EXERCISE TASK
Transcribe only the part of the listing below that begins at the line containing "What text is on this page?" and runs to its final line, keeping both ends.

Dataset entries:
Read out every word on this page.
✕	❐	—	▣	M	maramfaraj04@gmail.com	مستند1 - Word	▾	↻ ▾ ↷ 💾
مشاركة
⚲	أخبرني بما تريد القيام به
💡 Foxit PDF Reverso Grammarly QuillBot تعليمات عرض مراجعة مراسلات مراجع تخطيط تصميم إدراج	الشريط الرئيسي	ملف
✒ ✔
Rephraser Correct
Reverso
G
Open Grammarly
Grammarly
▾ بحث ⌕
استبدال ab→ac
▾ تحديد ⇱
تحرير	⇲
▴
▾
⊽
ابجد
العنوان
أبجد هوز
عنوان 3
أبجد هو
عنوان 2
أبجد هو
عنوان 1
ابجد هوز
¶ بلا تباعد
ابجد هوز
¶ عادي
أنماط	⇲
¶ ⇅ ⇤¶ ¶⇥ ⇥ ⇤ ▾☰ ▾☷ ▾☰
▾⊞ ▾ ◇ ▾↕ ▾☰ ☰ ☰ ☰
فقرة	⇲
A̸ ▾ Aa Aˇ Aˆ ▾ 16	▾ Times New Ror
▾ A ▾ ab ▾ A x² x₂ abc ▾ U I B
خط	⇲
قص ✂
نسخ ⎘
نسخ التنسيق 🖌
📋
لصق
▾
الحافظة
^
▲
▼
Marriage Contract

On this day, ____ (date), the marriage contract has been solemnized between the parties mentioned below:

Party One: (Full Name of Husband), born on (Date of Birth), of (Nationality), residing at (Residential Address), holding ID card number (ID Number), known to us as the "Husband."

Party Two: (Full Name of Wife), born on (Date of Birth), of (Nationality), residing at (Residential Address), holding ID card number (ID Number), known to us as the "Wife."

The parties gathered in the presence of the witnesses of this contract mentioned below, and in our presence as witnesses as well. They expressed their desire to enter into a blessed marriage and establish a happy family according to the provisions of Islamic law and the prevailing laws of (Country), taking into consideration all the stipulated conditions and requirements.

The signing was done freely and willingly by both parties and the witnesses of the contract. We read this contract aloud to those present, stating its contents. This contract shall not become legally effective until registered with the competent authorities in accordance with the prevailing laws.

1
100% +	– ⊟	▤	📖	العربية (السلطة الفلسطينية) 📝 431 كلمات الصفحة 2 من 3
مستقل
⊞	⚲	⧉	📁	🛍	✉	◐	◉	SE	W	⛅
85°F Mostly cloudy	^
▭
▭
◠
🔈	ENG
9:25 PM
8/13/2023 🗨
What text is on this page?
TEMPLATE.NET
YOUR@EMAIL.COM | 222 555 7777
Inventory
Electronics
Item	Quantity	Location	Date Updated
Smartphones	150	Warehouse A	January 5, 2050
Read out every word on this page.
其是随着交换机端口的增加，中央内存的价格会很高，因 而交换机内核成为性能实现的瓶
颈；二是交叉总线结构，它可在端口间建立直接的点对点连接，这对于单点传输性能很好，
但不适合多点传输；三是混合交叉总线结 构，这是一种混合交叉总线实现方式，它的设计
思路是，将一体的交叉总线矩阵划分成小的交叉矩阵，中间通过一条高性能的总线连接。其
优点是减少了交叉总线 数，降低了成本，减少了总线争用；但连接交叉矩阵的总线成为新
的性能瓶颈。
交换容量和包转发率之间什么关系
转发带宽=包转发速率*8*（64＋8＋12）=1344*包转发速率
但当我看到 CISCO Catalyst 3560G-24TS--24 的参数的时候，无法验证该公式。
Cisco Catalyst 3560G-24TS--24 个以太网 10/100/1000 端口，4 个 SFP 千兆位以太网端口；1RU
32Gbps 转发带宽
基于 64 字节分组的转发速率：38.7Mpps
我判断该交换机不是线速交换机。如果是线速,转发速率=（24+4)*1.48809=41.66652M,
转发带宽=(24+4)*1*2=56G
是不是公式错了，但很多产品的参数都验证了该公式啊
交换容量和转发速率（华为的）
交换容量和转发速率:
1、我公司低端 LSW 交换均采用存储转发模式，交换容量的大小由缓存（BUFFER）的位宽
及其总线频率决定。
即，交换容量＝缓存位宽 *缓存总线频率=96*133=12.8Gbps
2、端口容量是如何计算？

WORKED SOLUTION
What text is on this page?
TEMPLATE.NET
YOUR@EMAIL.COM | 222 555 7777
Inventory
Electronics
Item	Quantity	Location	Date Updated
Smartphones	150	Warehouse A	January 5, 2050
Read out every word on this page.
其是随着交换机端口的增加，中央内存的价格会很高，因 而交换机内核成为性能实现的瓶
颈；二是交叉总线结构，它可在端口间建立直接的点对点连接，这对于单点传输性能很好，
但不适合多点传输；三是混合交叉总线结 构，这是一种混合交叉总线实现方式，它的设计
思路是，将一体的交叉总线矩阵划分成小的交叉矩阵，中间通过一条高性能的总线连接。其
优点是减少了交叉总线 数，降低了成本，减少了总线争用；但连接交叉矩阵的总线成为新
的性能瓶颈。
交换容量和包转发率之间什么关系
转发带宽=包转发速率*8*（64＋8＋12）=1344*包转发速率
但当我看到 CISCO Catalyst 3560G-24TS--24 的参数的时候，无法验证该公式。
Cisco Catalyst 3560G-24TS--24 个以太网 10/100/1000 端口，4 个 SFP 千兆位以太网端口；1RU
32Gbps 转发带宽
基于 64 字节分组的转发速率：38.7Mpps
我判断该交换机不是线速交换机。如果是线速,转发速率=（24+4)*1.48809=41.66652M,
转发带宽=(24+4)*1*2=56G
是不是公式错了，但很多产品的参数都验证了该公式啊
交换容量和转发速率（华为的）
交换容量和转发速率:
1、我公司低端 LSW 交换均采用存储转发模式，交换容量的大小由缓存（BUFFER）的位宽
及其总线频率决定。
即，交换容量＝缓存位宽 *缓存总线频率=96*133=12.8Gbps
2、端口容量是如何计算？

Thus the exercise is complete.